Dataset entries
++++++++++++++++++++

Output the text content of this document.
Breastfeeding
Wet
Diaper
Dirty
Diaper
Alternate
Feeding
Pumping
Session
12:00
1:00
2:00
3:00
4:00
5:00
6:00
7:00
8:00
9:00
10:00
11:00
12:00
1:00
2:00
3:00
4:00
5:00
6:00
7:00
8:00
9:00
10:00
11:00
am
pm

++++++++++++++++++++

• INSTRUCTION: Give every line of the material again, exactly as it reads.

• ANSWER TO THIS EXERCISE:
Output the text content of this document.
Breastfeeding
Wet
Diaper
Dirty
Diaper
Alternate
Feeding
Pumping
Session
12:00
1:00
2:00
3:00
4:00
5:00
6:00
7:00
8:00
9:00
10:00
11:00
12:00
1:00
2:00
3:00
4:00
5:00
6:00
7:00
8:00
9:00
10:00
11:00
am
pm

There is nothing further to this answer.